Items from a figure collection
__________
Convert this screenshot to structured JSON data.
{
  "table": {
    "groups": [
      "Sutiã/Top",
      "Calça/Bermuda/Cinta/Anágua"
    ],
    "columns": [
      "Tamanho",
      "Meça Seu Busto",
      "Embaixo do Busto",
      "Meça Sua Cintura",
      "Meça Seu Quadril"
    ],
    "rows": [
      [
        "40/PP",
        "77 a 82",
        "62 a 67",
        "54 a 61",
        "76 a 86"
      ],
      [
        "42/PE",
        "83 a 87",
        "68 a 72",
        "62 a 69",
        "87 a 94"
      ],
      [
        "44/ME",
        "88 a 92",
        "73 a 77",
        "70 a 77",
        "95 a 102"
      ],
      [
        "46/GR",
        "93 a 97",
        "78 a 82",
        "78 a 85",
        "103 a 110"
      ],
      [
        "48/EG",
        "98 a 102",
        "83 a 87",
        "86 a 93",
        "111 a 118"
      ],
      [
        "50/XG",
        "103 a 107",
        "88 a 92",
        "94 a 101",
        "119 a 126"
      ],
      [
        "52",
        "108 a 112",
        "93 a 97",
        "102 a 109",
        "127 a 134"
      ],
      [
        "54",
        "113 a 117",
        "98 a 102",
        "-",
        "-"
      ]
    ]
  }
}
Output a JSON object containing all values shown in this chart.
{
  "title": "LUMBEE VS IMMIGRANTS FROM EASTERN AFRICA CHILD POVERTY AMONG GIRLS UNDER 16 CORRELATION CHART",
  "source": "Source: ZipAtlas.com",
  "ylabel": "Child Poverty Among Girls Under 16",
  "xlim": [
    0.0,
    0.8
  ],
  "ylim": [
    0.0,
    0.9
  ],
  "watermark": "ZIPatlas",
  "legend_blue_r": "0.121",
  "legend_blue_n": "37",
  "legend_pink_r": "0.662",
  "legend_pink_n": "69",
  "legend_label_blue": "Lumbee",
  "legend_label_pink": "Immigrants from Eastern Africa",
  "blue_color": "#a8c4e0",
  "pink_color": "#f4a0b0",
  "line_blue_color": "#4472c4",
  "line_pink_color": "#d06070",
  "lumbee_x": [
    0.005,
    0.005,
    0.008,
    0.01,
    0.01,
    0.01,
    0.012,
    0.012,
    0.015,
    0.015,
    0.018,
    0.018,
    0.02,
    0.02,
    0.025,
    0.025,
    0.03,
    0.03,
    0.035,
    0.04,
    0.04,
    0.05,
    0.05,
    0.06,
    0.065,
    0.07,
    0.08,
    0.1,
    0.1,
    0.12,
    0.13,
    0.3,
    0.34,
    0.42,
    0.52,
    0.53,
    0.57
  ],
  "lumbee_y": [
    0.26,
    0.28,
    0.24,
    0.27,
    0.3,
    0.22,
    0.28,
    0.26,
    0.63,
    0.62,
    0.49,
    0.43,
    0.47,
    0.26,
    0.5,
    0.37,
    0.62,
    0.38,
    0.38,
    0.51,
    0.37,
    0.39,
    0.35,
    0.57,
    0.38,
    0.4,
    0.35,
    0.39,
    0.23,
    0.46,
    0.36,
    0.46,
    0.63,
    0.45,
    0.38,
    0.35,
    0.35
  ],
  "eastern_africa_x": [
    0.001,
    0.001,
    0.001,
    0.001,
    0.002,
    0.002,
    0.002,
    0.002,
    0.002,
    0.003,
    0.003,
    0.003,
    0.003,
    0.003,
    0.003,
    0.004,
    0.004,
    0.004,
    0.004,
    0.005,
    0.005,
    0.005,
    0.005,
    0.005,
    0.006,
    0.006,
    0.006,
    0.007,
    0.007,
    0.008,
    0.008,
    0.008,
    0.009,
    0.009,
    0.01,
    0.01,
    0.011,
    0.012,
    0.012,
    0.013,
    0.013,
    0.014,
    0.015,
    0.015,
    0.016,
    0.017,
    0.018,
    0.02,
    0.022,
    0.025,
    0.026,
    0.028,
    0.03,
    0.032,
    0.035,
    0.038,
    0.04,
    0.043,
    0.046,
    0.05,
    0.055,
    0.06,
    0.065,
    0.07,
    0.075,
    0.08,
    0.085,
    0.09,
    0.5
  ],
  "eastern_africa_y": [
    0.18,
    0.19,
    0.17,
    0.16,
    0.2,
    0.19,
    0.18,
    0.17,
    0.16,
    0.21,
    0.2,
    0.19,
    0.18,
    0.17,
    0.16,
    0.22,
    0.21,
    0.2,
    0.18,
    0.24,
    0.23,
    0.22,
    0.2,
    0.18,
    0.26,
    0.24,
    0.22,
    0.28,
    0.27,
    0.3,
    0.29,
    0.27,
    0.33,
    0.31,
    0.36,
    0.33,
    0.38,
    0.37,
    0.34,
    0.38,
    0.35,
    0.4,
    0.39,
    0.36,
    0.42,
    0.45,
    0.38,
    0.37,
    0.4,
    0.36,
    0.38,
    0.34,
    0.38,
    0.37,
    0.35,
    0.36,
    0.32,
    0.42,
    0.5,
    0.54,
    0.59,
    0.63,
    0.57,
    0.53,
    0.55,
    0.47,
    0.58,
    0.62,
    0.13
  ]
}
__________
_EXERCISE INSTRUCTIONS_
Out of the preceding entries, pull every line containing the string "this".

_THE SOLUTION_
Convert this screenshot to structured JSON data.
Output a JSON object containing all values shown in this chart.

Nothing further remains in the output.